Stored entries
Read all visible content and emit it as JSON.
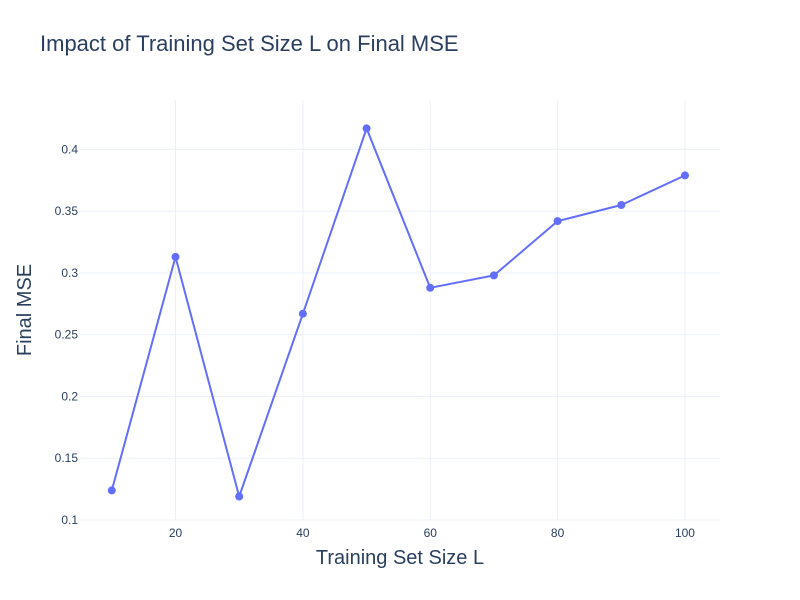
{
  "chart_data": {
    "type": "line",
    "title": "Impact of Training Set Size L on Final MSE",
    "xlabel": "Training Set Size L",
    "ylabel": "Final MSE",
    "x": [
      10,
      20,
      30,
      40,
      50,
      60,
      70,
      80,
      90,
      100
    ],
    "series": [
      {
        "values": [
          0.124,
          0.313,
          0.119,
          0.267,
          0.417,
          0.288,
          0.298,
          0.342,
          0.355,
          0.379
        ]
      }
    ],
    "xlim": [
      5,
      105.5
    ],
    "ylim": [
      0.1,
      0.44
    ],
    "xticks": [
      20,
      40,
      60,
      80,
      100
    ],
    "yticks": [
      0.1,
      0.15,
      0.2,
      0.25,
      0.3,
      0.35,
      0.4
    ],
    "xtick_labels": [
      "20",
      "40",
      "60",
      "80",
      "100"
    ],
    "ytick_labels": [
      "0.1",
      "0.15",
      "0.2",
      "0.25",
      "0.3",
      "0.35",
      "0.4"
    ],
    "grid": true,
    "legend": false,
    "colors": {
      "line": "#636efa",
      "grid": "#ebf0f8",
      "text": "#2a3f5f"
    }
  }
}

• **WRITTEN PROBLEM**
Make an exact copy of the listing above. Do not include the pictures.

• **SOLVED PROBLEM**
Read all visible content and emit it as JSON.
{
  "chart_data": {
    "type": "line",
    "title": "Impact of Training Set Size L on Final MSE",
    "xlabel": "Training Set Size L",
    "ylabel": "Final MSE",
    "x": [
      10,
      20,
      30,
      40,
      50,
      60,
      70,
      80,
      90,
      100
    ],
    "series": [
      {
        "values": [
          0.124,
          0.313,
          0.119,
          0.267,
          0.417,
          0.288,
          0.298,
          0.342,
          0.355,
          0.379
        ]
      }
    ],
    "xlim": [
      5,
      105.5
    ],
    "ylim": [
      0.1,
      0.44
    ],
    "xticks": [
      20,
      40,
      60,
      80,
      100
    ],
    "yticks": [
      0.1,
      0.15,
      0.2,
      0.25,
      0.3,
      0.35,
      0.4
    ],
    "xtick_labels": [
      "20",
      "40",
      "60",
      "80",
      "100"
    ],
    "ytick_labels": [
      "0.1",
      "0.15",
      "0.2",
      "0.25",
      "0.3",
      "0.35",
      "0.4"
    ],
    "grid": true,
    "legend": false,
    "colors": {
      "line": "#636efa",
      "grid": "#ebf0f8",
      "text": "#2a3f5f"
    }
  }
}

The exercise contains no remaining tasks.